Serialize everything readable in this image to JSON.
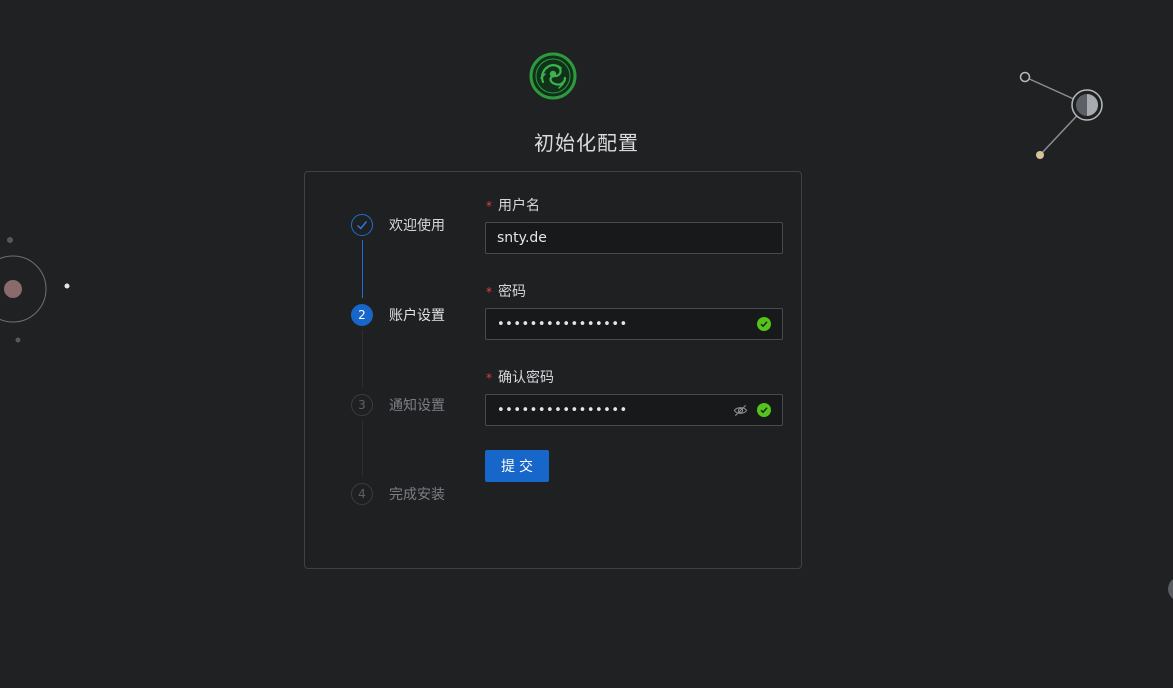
{
  "page": {
    "title": "初始化配置"
  },
  "steps": [
    {
      "number": "",
      "label": "欢迎使用",
      "status": "finished"
    },
    {
      "number": "2",
      "label": "账户设置",
      "status": "active"
    },
    {
      "number": "3",
      "label": "通知设置",
      "status": "waiting"
    },
    {
      "number": "4",
      "label": "完成安装",
      "status": "waiting"
    }
  ],
  "form": {
    "required_mark": "*",
    "username": {
      "label": "用户名",
      "value": "snty.de"
    },
    "password": {
      "label": "密码",
      "value": "••••••••••••••••",
      "validated": true
    },
    "confirm_password": {
      "label": "确认密码",
      "value": "••••••••••••••••",
      "validated": true
    },
    "submit_label": "提交"
  },
  "icons": {
    "logo": "dragon-logo-icon",
    "step_done": "check-icon",
    "validated": "check-circle-icon",
    "toggle_visibility": "eye-invisible-icon"
  },
  "colors": {
    "background": "#1f2123",
    "primary": "#1766c9",
    "success": "#52c41a",
    "required": "#e0433f",
    "logo": "#2e9a3e"
  }
}
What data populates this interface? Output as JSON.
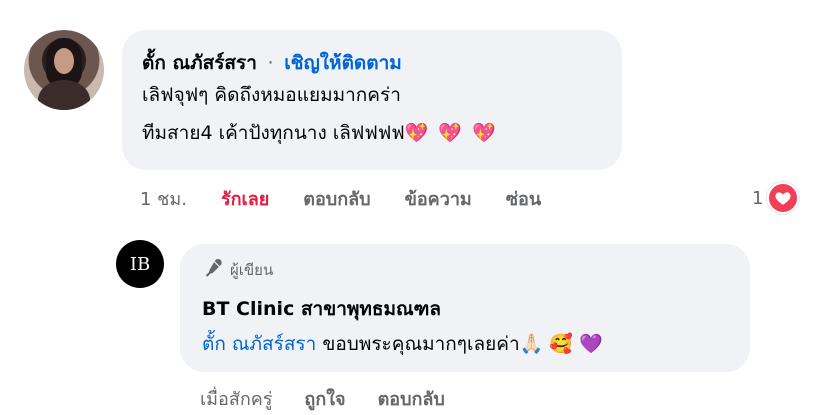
{
  "comment": {
    "author": "ตั้ก ณภัสร์สรา",
    "separator": "·",
    "follow_label": "เชิญให้ติดตาม",
    "text_line1": "เลิฟจุฟๆ คิดถึงหมอแยมมากคร่า",
    "text_line2": "ทีมสาย4 เค้าปังทุกนาง เลิฟฟฟฟ",
    "hearts": "💖 💖 💖",
    "time": "1 ชม.",
    "reaction_label": "รักเลย",
    "reply_label": "ตอบกลับ",
    "message_label": "ข้อความ",
    "hide_label": "ซ่อน",
    "reaction_count": "1",
    "reaction_icon": "heart-icon",
    "love_color": "#e41e3f"
  },
  "reply": {
    "avatar_text": "IB",
    "author_badge": "ผู้เขียน",
    "page_name": "BT Clinic สาขาพุทธมณฑล",
    "mention": "ตั้ก ณภัสร์สรา",
    "text": "ขอบพระคุณมากๆเลยค่า",
    "emojis": "🙏🏻 🥰 💜",
    "time": "เมื่อสักครู่",
    "like_label": "ถูกใจ",
    "reply_label": "ตอบกลับ",
    "mention_color": "#0064d1"
  }
}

□ □ □

— TASK —
Reproduce the lines above, exactly and exclusively, from the line containing "What data populates" down to the last line, both included; pictures are not part of the copy.

— TASK OUTPUT —
What data populates this interface? Output as JSON.
{
  "comment": {
    "author": "ตั้ก ณภัสร์สรา",
    "separator": "·",
    "follow_label": "เชิญให้ติดตาม",
    "text_line1": "เลิฟจุฟๆ คิดถึงหมอแยมมากคร่า",
    "text_line2": "ทีมสาย4 เค้าปังทุกนาง เลิฟฟฟฟ",
    "hearts": "💖 💖 💖",
    "time": "1 ชม.",
    "reaction_label": "รักเลย",
    "reply_label": "ตอบกลับ",
    "message_label": "ข้อความ",
    "hide_label": "ซ่อน",
    "reaction_count": "1",
    "reaction_icon": "heart-icon",
    "love_color": "#e41e3f"
  },
  "reply": {
    "avatar_text": "IB",
    "author_badge": "ผู้เขียน",
    "page_name": "BT Clinic สาขาพุทธมณฑล",
    "mention": "ตั้ก ณภัสร์สรา",
    "text": "ขอบพระคุณมากๆเลยค่า",
    "emojis": "🙏🏻 🥰 💜",
    "time": "เมื่อสักครู่",
    "like_label": "ถูกใจ",
    "reply_label": "ตอบกลับ",
    "mention_color": "#0064d1"
  }
}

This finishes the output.